▶ GOAL:
Write out the entries below once more, exactly.

▶ Extracted records:
──────────

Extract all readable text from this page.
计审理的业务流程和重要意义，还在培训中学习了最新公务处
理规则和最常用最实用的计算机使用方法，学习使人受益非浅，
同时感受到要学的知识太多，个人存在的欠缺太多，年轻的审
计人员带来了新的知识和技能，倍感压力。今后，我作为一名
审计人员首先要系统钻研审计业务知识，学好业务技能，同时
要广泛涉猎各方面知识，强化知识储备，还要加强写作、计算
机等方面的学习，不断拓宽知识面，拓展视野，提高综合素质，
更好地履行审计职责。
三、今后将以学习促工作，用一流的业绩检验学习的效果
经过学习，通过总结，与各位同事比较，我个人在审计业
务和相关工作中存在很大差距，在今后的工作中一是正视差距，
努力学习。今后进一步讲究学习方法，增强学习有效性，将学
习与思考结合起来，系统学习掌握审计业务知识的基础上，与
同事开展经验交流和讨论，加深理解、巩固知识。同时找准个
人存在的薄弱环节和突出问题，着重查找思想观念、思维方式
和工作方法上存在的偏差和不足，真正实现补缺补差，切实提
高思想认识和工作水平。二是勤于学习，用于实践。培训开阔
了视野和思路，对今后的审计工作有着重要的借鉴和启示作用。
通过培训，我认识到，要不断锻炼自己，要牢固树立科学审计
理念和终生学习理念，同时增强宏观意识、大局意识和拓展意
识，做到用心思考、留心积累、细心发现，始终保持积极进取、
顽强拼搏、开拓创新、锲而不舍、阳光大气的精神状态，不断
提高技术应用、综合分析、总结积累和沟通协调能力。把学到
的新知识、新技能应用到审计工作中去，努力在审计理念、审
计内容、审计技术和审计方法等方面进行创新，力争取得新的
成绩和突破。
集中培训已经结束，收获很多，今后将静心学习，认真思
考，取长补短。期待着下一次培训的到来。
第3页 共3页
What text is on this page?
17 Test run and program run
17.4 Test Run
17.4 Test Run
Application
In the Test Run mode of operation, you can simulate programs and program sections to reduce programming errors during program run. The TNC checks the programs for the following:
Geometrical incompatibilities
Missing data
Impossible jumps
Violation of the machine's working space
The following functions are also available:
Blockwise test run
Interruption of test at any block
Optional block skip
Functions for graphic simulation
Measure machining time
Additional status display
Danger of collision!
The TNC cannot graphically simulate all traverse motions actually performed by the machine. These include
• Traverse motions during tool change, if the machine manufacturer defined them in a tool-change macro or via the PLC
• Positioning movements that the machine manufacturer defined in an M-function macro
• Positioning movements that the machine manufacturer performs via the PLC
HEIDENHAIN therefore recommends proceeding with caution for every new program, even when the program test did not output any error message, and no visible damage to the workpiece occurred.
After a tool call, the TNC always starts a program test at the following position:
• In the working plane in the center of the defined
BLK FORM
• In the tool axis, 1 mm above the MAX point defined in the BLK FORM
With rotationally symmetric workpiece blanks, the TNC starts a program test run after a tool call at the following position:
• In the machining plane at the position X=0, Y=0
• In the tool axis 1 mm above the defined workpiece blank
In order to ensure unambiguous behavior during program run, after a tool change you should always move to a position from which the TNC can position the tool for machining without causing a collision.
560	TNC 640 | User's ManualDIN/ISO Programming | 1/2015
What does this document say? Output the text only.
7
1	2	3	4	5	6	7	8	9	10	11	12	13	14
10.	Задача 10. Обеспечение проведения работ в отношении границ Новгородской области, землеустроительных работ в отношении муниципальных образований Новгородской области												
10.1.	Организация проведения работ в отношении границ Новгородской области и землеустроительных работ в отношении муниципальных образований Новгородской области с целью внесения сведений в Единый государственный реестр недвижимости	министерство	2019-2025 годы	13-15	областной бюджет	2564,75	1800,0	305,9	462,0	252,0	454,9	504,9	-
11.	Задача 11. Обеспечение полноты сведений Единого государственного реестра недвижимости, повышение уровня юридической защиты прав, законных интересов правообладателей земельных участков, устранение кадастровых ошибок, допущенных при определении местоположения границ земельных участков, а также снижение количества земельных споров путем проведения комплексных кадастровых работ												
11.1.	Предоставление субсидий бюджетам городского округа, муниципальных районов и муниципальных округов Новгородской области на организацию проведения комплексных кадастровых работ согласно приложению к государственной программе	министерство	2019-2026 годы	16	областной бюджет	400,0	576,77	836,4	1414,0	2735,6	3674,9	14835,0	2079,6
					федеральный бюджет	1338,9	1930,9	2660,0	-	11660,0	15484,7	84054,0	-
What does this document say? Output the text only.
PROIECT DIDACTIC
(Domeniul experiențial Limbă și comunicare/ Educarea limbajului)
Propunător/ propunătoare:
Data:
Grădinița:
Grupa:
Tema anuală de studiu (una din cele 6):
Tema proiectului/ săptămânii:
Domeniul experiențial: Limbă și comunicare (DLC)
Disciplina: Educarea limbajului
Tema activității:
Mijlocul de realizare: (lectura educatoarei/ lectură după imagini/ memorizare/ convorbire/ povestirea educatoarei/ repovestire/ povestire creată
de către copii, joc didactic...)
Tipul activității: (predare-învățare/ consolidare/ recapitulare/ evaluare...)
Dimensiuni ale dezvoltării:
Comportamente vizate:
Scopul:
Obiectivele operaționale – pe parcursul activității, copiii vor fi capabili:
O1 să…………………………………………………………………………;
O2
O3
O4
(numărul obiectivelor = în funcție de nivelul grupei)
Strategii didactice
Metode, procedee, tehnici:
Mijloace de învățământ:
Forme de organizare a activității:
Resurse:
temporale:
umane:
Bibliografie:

──────────

▶ FINISHED EXERCISE:
Extract all readable text from this page.
计审理的业务流程和重要意义，还在培训中学习了最新公务处
理规则和最常用最实用的计算机使用方法，学习使人受益非浅，
同时感受到要学的知识太多，个人存在的欠缺太多，年轻的审
计人员带来了新的知识和技能，倍感压力。今后，我作为一名
审计人员首先要系统钻研审计业务知识，学好业务技能，同时
要广泛涉猎各方面知识，强化知识储备，还要加强写作、计算
机等方面的学习，不断拓宽知识面，拓展视野，提高综合素质，
更好地履行审计职责。
三、今后将以学习促工作，用一流的业绩检验学习的效果
经过学习，通过总结，与各位同事比较，我个人在审计业
务和相关工作中存在很大差距，在今后的工作中一是正视差距，
努力学习。今后进一步讲究学习方法，增强学习有效性，将学
习与思考结合起来，系统学习掌握审计业务知识的基础上，与
同事开展经验交流和讨论，加深理解、巩固知识。同时找准个
人存在的薄弱环节和突出问题，着重查找思想观念、思维方式
和工作方法上存在的偏差和不足，真正实现补缺补差，切实提
高思想认识和工作水平。二是勤于学习，用于实践。培训开阔
了视野和思路，对今后的审计工作有着重要的借鉴和启示作用。
通过培训，我认识到，要不断锻炼自己，要牢固树立科学审计
理念和终生学习理念，同时增强宏观意识、大局意识和拓展意
识，做到用心思考、留心积累、细心发现，始终保持积极进取、
顽强拼搏、开拓创新、锲而不舍、阳光大气的精神状态，不断
提高技术应用、综合分析、总结积累和沟通协调能力。把学到
的新知识、新技能应用到审计工作中去，努力在审计理念、审
计内容、审计技术和审计方法等方面进行创新，力争取得新的
成绩和突破。
集中培训已经结束，收获很多，今后将静心学习，认真思
考，取长补短。期待着下一次培训的到来。
第3页 共3页
What text is on this page?
17 Test run and program run
17.4 Test Run
17.4 Test Run
Application
In the Test Run mode of operation, you can simulate programs and program sections to reduce programming errors during program run. The TNC checks the programs for the following:
Geometrical incompatibilities
Missing data
Impossible jumps
Violation of the machine's working space
The following functions are also available:
Blockwise test run
Interruption of test at any block
Optional block skip
Functions for graphic simulation
Measure machining time
Additional status display
Danger of collision!
The TNC cannot graphically simulate all traverse motions actually performed by the machine. These include
• Traverse motions during tool change, if the machine manufacturer defined them in a tool-change macro or via the PLC
• Positioning movements that the machine manufacturer defined in an M-function macro
• Positioning movements that the machine manufacturer performs via the PLC
HEIDENHAIN therefore recommends proceeding with caution for every new program, even when the program test did not output any error message, and no visible damage to the workpiece occurred.
After a tool call, the TNC always starts a program test at the following position:
• In the working plane in the center of the defined
BLK FORM
• In the tool axis, 1 mm above the MAX point defined in the BLK FORM
With rotationally symmetric workpiece blanks, the TNC starts a program test run after a tool call at the following position:
• In the machining plane at the position X=0, Y=0
• In the tool axis 1 mm above the defined workpiece blank
In order to ensure unambiguous behavior during program run, after a tool change you should always move to a position from which the TNC can position the tool for machining without causing a collision.
560	TNC 640 | User's ManualDIN/ISO Programming | 1/2015
What does this document say? Output the text only.
7
1	2	3	4	5	6	7	8	9	10	11	12	13	14
10.	Задача 10. Обеспечение проведения работ в отношении границ Новгородской области, землеустроительных работ в отношении муниципальных образований Новгородской области												
10.1.	Организация проведения работ в отношении границ Новгородской области и землеустроительных работ в отношении муниципальных образований Новгородской области с целью внесения сведений в Единый государственный реестр недвижимости	министерство	2019-2025 годы	13-15	областной бюджет	2564,75	1800,0	305,9	462,0	252,0	454,9	504,9	-
11.	Задача 11. Обеспечение полноты сведений Единого государственного реестра недвижимости, повышение уровня юридической защиты прав, законных интересов правообладателей земельных участков, устранение кадастровых ошибок, допущенных при определении местоположения границ земельных участков, а также снижение количества земельных споров путем проведения комплексных кадастровых работ												
11.1.	Предоставление субсидий бюджетам городского округа, муниципальных районов и муниципальных округов Новгородской области на организацию проведения комплексных кадастровых работ согласно приложению к государственной программе	министерство	2019-2026 годы	16	областной бюджет	400,0	576,77	836,4	1414,0	2735,6	3674,9	14835,0	2079,6
					федеральный бюджет	1338,9	1930,9	2660,0	-	11660,0	15484,7	84054,0	-
What does this document say? Output the text only.
PROIECT DIDACTIC
(Domeniul experiențial Limbă și comunicare/ Educarea limbajului)
Propunător/ propunătoare:
Data:
Grădinița:
Grupa:
Tema anuală de studiu (una din cele 6):
Tema proiectului/ săptămânii:
Domeniul experiențial: Limbă și comunicare (DLC)
Disciplina: Educarea limbajului
Tema activității:
Mijlocul de realizare: (lectura educatoarei/ lectură după imagini/ memorizare/ convorbire/ povestirea educatoarei/ repovestire/ povestire creată
de către copii, joc didactic...)
Tipul activității: (predare-învățare/ consolidare/ recapitulare/ evaluare...)
Dimensiuni ale dezvoltării:
Comportamente vizate:
Scopul:
Obiectivele operaționale – pe parcursul activității, copiii vor fi capabili:
O1 să…………………………………………………………………………;
O2
O3
O4
(numărul obiectivelor = în funcție de nivelul grupei)
Strategii didactice
Metode, procedee, tehnici:
Mijloace de învățământ:
Forme de organizare a activității:
Resurse:
temporale:
umane:
Bibliografie:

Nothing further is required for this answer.